▼▼▼

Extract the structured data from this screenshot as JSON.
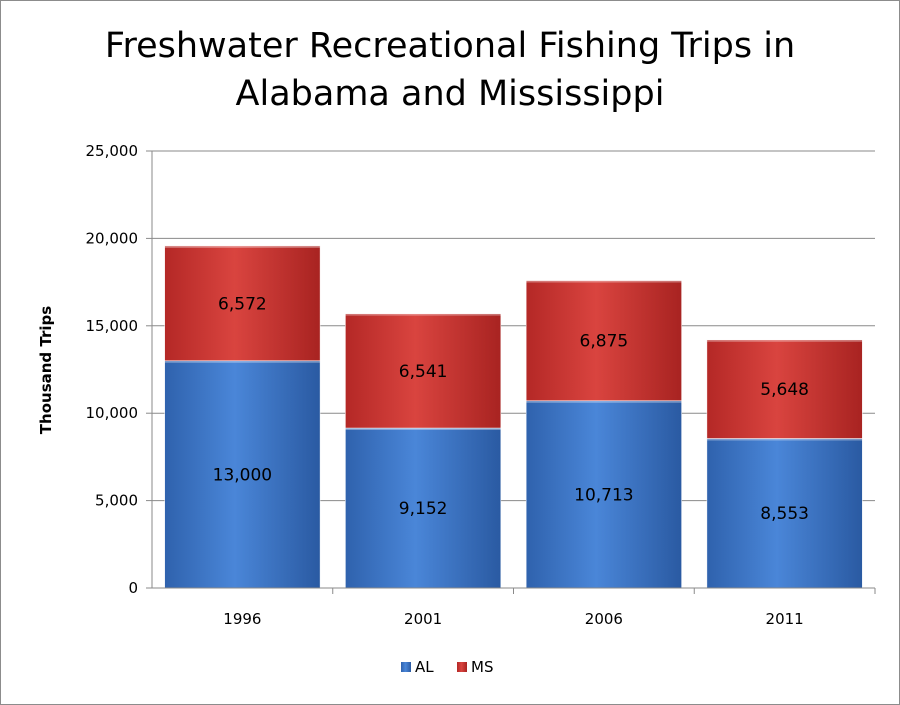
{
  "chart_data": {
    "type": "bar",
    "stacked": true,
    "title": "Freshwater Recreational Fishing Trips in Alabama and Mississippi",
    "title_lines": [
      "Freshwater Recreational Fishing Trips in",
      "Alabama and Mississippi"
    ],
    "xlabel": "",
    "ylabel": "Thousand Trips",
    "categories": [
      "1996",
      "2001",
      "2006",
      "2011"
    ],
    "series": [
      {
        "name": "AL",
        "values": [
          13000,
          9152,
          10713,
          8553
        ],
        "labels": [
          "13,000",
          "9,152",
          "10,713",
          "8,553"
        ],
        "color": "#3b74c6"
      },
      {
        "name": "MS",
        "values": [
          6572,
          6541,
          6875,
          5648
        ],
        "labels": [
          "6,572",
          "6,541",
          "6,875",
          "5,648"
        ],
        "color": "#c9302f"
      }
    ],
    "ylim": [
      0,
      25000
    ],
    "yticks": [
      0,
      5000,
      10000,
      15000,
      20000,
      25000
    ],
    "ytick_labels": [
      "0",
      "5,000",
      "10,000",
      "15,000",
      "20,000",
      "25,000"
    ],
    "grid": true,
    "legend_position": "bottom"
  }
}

▲▲▲
▼▼▼

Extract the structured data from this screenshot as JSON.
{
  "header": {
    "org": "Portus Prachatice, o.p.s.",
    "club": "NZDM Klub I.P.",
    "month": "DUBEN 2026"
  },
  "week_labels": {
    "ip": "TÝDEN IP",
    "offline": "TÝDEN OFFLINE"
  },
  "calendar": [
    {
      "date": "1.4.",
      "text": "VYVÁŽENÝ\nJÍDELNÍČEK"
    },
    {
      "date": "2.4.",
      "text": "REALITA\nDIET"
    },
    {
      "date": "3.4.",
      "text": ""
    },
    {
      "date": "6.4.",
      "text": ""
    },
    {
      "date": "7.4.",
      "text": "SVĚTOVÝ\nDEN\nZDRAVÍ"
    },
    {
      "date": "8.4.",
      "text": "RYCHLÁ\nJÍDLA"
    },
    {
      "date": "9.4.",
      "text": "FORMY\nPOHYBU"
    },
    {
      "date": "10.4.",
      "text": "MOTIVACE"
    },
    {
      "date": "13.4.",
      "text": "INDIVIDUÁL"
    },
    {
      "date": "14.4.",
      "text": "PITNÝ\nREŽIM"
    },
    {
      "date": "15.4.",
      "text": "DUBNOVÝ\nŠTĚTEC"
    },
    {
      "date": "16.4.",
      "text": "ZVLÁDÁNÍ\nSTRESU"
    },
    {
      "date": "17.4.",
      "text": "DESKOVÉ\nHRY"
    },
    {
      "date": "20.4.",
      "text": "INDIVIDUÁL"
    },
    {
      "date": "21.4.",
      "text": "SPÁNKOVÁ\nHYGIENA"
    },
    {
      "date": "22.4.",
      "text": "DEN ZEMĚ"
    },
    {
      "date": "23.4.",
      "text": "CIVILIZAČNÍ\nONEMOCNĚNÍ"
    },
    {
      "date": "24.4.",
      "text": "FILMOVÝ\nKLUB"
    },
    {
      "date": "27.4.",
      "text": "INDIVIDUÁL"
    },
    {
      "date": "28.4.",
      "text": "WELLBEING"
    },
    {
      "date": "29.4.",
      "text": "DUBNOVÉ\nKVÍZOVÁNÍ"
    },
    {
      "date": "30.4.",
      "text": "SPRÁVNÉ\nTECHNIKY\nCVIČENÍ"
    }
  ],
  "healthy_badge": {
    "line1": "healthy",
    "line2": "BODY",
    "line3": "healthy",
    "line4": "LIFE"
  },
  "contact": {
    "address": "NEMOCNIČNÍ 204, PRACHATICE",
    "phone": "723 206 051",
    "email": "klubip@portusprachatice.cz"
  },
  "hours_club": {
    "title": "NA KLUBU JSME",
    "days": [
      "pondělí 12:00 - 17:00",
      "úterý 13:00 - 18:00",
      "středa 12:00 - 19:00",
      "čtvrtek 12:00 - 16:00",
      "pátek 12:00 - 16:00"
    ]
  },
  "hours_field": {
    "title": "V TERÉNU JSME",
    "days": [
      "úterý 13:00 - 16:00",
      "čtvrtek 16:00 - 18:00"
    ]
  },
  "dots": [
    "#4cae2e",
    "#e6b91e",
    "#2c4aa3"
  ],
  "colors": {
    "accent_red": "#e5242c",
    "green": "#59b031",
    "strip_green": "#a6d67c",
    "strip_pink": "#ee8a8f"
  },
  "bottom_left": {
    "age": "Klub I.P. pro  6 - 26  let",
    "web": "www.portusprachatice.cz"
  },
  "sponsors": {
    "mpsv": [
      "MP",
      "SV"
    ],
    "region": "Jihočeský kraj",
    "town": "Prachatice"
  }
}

▲▲▲
▼▼▼

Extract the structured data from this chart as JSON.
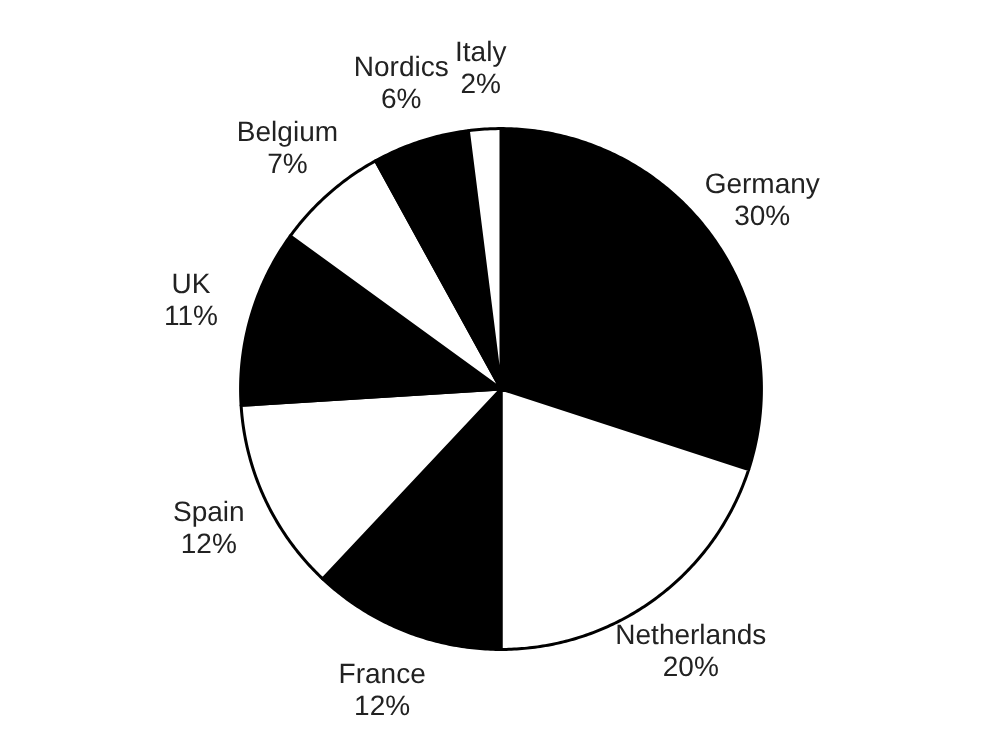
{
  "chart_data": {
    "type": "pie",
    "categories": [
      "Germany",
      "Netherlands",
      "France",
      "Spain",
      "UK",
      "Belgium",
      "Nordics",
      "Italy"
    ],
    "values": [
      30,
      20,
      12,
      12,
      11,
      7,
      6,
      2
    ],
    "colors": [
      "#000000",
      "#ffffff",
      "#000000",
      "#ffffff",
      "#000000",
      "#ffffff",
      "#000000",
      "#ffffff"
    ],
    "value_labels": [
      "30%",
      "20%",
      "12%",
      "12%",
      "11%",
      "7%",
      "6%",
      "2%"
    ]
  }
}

▲▲▲

- YOUR INSTRUCTIONS -
Your answer should be one number: how many lines in the material above contain the string "Freshwater".

- THE ANSWER -
2